**THE EXERCISE**. Retype the stretch of the skip-gram walkthrough from "count[0][1] = unk_count" through "reverse_dictionary = build_dataset(words)" without changing a single character.

**TEXT SHOWN**.
========================================

In this sense, the basic operation that an embedding layer has to accomplish is that given a certain word it returns the assigned code. And the goal in learning is to learn the values in the matrix.

Let's see how to code a skip-gram model (This code is based on the word2vec example from Udacity).



In [4]:

    
%matplotlib inline
from __future__ import print_function
import collections
import math
import numpy as np
import os
import random
import tensorflow as tf
import zipfile
from matplotlib import pylab
from six.moves import range
from six.moves.urllib.request import urlretrieve
from sklearn.manifold import TSNE



In [5]:

    
url = 'http://mattmahoney.net/dc/'

def maybe_download(filename, expected_bytes):
    """Download a file if not present, and make sure it's the right size."""
    if not os.path.exists(filename):
        filename, _ = urlretrieve(url + filename, filename)
    statinfo = os.stat(filename)
    if statinfo.st_size == expected_bytes:
        print('Found and verified %s' % filename)
    else:
        print(statinfo.st_size)
        raise Exception('Failed to verify ' + filename + '. Can you get to it with a browser?')
    return filename

filename = maybe_download('text8.zip', 31344016)









    



Found and verified text8.zip



In [6]:

    
def read_data(filename):
    """Extract the first file enclosed in a zip file as a list of words"""
    with zipfile.ZipFile(filename) as f:
        data = tf.compat.as_str(f.read(f.namelist()[0])).split()
    return data
  
words = read_data(filename)
print('Data size %d' % len(words))









    



Data size 17005207



In [7]:

    
vocabulary_size = 50000

def build_dataset(words):
    count = [['UNK', -1]]
    count.extend(collections.Counter(words).most_common(vocabulary_size - 1))
    dictionary = dict()
    for word, _ in count:
        dictionary[word] = len(dictionary)
    data = list()
    unk_count = 0
    for word in words:
        if word in dictionary:
            index = dictionary[word]
        else:
            index = 0  # dictionary['UNK']
            unk_count = unk_count + 1
        data.append(index)
    count[0][1] = unk_count
    reverse_dictionary = dict(zip(dictionary.values(), dictionary.keys())) 
    return data, count, dictionary, reverse_dictionary

data, count, dictionary, reverse_dictionary = build_dataset(words)
print('Most common words (+UNK)', count[:5])
print('Sample data', data[:10])
del words  # Hint to reduce memory.

========================================

**DATA ENTRIES**.
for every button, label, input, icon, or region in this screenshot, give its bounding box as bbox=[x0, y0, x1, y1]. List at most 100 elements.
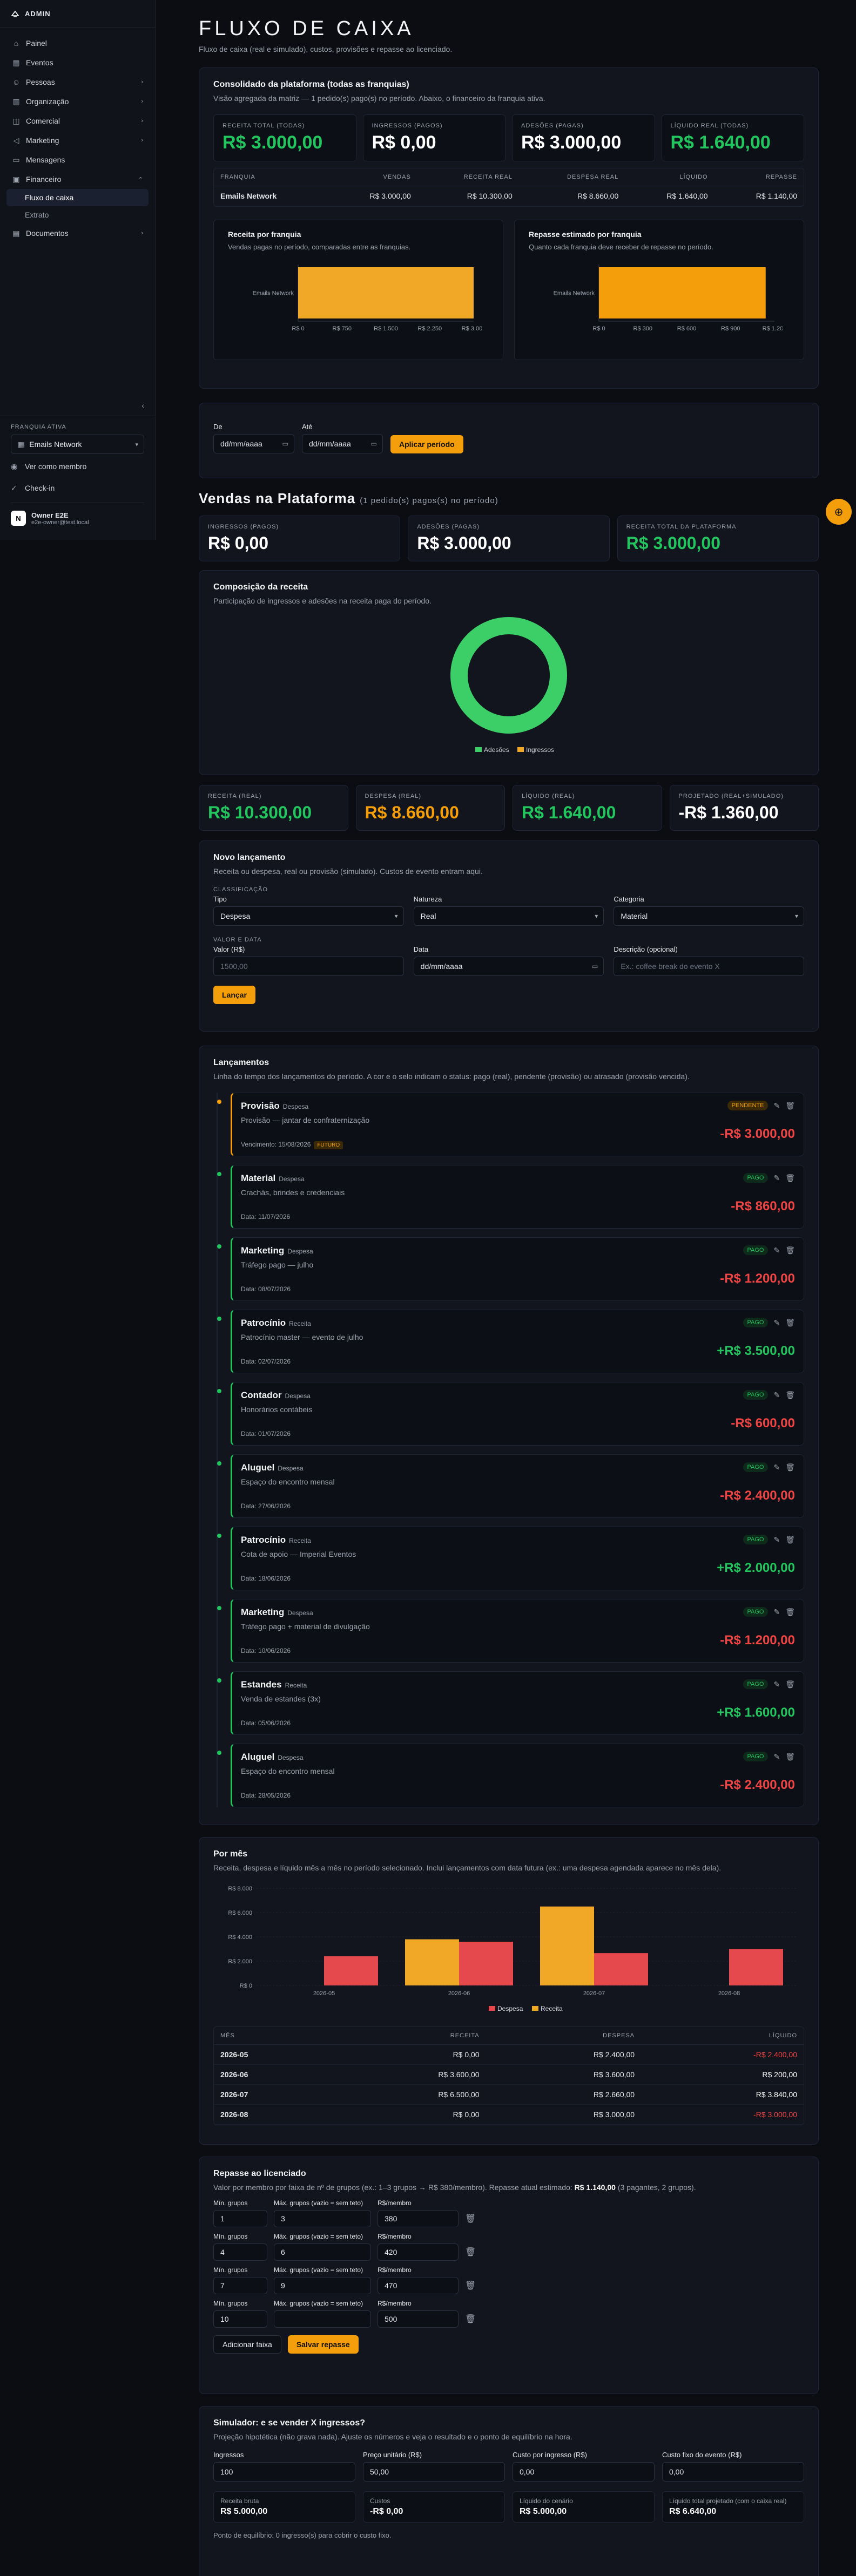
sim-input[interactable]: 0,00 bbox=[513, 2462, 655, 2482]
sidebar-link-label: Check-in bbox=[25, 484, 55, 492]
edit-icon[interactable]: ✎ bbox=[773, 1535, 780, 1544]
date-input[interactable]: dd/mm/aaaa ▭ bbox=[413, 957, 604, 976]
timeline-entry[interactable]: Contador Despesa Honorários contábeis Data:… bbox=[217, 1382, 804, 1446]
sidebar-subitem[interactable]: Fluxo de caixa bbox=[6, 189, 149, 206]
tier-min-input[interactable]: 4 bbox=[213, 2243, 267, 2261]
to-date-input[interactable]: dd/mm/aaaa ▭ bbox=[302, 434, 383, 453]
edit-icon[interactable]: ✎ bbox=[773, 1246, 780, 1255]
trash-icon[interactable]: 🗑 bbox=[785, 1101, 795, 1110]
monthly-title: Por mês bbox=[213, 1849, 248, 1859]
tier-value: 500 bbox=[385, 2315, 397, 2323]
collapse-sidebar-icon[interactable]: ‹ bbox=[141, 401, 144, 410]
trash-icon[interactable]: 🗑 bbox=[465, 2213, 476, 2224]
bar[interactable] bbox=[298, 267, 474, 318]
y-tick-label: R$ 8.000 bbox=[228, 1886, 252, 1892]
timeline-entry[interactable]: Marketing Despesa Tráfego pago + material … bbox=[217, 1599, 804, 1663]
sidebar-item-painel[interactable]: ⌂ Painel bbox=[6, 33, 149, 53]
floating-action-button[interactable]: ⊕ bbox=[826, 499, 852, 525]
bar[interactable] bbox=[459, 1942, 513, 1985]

========================================

**REPLY**.
count[0][1] = unk_count
    reverse_dictionary = dict(zip(dictionary.values(), dictionary.keys())) 
    return data, count, dictionary, reverse_dictionary

data, count, dictionary, reverse_dictionary = build_dataset(words)